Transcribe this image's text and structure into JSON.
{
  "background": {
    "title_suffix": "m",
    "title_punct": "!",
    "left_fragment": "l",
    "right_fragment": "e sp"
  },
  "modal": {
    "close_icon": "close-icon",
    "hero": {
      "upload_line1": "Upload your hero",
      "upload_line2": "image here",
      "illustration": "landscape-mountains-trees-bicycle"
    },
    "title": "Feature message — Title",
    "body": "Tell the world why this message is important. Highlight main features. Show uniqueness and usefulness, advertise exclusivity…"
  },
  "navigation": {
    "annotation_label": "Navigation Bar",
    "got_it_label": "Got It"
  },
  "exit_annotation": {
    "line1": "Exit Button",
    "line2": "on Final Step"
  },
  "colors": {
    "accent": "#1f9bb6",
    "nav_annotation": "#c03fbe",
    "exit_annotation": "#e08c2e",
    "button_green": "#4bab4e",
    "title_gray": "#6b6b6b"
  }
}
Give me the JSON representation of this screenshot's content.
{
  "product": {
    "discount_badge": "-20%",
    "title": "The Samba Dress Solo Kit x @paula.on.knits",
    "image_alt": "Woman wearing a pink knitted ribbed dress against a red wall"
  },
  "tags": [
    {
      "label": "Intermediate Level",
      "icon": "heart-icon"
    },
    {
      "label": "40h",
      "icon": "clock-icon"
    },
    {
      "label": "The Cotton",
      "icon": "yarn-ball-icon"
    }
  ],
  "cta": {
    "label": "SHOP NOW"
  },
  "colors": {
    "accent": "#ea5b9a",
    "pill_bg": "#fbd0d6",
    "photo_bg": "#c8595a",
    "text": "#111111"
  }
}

□ □ □ □ □ □ □

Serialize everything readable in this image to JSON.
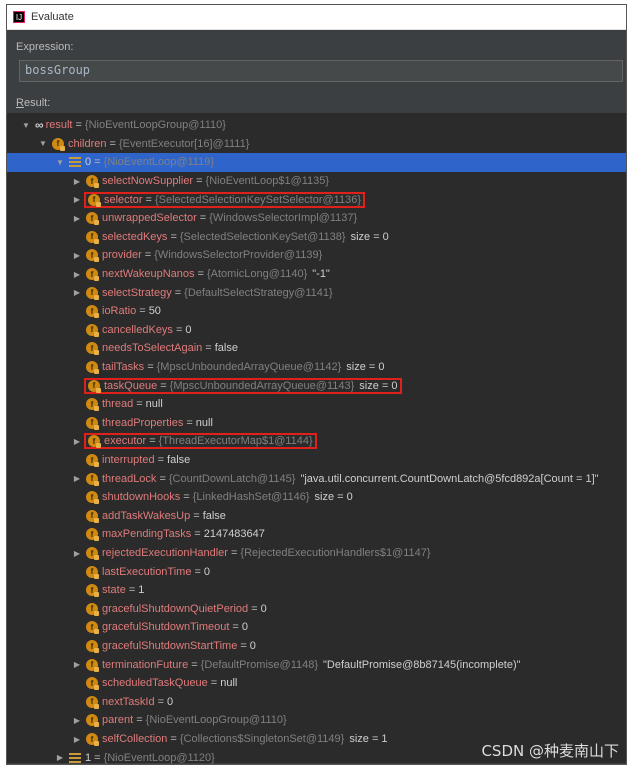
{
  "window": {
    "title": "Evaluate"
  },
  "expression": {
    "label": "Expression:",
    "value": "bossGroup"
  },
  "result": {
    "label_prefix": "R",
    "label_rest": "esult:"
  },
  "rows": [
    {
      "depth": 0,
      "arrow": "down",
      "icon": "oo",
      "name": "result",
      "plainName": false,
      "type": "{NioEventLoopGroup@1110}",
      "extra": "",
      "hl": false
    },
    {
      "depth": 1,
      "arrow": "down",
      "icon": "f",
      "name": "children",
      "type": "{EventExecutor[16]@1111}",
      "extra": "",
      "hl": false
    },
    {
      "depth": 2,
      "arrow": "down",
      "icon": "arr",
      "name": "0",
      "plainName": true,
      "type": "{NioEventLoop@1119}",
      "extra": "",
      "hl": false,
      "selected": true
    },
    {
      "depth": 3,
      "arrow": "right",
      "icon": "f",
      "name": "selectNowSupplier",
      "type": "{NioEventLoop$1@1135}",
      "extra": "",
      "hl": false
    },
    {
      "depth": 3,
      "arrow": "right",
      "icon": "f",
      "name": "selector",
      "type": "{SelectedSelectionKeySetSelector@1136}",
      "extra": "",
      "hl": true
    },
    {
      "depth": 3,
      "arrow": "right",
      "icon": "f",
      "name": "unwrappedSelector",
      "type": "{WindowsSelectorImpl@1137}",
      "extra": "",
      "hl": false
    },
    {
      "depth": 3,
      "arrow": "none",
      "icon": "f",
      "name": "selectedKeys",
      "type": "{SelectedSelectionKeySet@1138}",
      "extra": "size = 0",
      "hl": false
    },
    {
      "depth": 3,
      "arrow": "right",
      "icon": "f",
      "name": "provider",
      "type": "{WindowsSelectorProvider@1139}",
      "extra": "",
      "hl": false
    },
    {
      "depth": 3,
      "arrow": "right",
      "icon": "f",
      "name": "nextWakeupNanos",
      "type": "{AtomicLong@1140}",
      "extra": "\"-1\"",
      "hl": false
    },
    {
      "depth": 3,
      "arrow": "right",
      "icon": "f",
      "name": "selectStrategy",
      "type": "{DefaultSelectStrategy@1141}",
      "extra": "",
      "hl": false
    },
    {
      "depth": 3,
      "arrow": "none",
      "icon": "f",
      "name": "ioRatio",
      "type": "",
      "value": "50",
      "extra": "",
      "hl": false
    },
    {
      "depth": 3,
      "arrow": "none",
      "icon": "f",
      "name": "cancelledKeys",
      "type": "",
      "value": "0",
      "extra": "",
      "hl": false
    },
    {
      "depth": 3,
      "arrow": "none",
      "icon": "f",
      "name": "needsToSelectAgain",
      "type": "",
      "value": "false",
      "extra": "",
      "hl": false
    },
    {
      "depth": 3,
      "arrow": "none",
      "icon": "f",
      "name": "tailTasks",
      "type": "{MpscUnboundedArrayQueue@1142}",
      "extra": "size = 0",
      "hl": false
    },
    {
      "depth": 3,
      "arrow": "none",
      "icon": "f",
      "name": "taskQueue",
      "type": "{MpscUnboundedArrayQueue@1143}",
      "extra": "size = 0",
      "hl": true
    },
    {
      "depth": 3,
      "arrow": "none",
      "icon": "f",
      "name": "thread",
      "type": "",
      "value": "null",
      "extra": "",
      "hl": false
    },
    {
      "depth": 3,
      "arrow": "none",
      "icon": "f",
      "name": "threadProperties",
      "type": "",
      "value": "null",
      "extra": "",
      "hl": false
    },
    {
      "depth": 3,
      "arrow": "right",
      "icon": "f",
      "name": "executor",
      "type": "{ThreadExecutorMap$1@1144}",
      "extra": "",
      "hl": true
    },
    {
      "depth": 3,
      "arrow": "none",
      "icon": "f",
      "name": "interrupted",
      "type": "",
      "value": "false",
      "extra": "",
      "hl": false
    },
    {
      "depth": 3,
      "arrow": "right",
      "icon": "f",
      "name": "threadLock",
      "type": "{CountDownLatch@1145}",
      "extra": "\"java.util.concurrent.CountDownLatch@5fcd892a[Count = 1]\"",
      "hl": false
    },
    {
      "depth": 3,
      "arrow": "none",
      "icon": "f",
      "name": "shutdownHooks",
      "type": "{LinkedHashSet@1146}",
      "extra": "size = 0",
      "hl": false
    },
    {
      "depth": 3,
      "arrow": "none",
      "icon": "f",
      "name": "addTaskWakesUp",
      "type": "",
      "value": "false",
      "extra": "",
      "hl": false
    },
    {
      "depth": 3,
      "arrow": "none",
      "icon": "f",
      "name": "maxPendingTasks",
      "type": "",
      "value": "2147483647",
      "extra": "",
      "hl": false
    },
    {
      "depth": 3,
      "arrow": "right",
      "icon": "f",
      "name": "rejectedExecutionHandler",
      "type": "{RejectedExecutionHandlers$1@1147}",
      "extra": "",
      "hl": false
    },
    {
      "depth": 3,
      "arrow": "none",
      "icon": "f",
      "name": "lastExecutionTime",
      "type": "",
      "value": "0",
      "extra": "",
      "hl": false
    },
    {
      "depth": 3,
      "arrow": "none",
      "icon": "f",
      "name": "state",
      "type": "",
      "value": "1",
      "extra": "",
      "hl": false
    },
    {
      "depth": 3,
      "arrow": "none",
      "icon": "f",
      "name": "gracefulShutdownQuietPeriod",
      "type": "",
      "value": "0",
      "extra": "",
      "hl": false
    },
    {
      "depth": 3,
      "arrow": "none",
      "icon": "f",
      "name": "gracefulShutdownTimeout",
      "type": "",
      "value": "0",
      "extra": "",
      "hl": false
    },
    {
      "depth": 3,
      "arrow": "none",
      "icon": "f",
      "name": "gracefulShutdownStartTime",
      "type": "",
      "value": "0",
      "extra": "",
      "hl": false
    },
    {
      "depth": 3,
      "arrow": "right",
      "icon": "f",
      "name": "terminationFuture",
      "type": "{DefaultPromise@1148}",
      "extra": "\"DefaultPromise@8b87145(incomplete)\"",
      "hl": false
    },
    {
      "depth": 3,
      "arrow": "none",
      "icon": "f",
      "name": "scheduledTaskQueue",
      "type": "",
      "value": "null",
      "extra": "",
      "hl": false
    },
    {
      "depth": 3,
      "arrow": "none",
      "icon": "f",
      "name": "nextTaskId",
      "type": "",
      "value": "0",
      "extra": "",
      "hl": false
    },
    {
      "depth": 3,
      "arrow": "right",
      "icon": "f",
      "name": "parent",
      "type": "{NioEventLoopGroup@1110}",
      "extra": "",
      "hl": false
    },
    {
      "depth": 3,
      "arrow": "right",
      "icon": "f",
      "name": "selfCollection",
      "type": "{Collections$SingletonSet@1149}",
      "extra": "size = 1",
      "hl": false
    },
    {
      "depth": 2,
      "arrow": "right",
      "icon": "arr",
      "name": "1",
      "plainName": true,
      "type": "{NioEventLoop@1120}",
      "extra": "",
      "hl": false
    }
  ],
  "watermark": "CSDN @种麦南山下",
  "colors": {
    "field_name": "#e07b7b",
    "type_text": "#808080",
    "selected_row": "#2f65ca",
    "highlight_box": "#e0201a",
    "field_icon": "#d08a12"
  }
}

□ □ □ □ □ □ □

What to produce:
From the listing above, copy every line that holds the string "message".

Response below:
    "title": "Feature message — Title",
    "body": "Tell the world why this message is important. Highlight main features. Show uniqueness and usefulness, advertise exclusivity…"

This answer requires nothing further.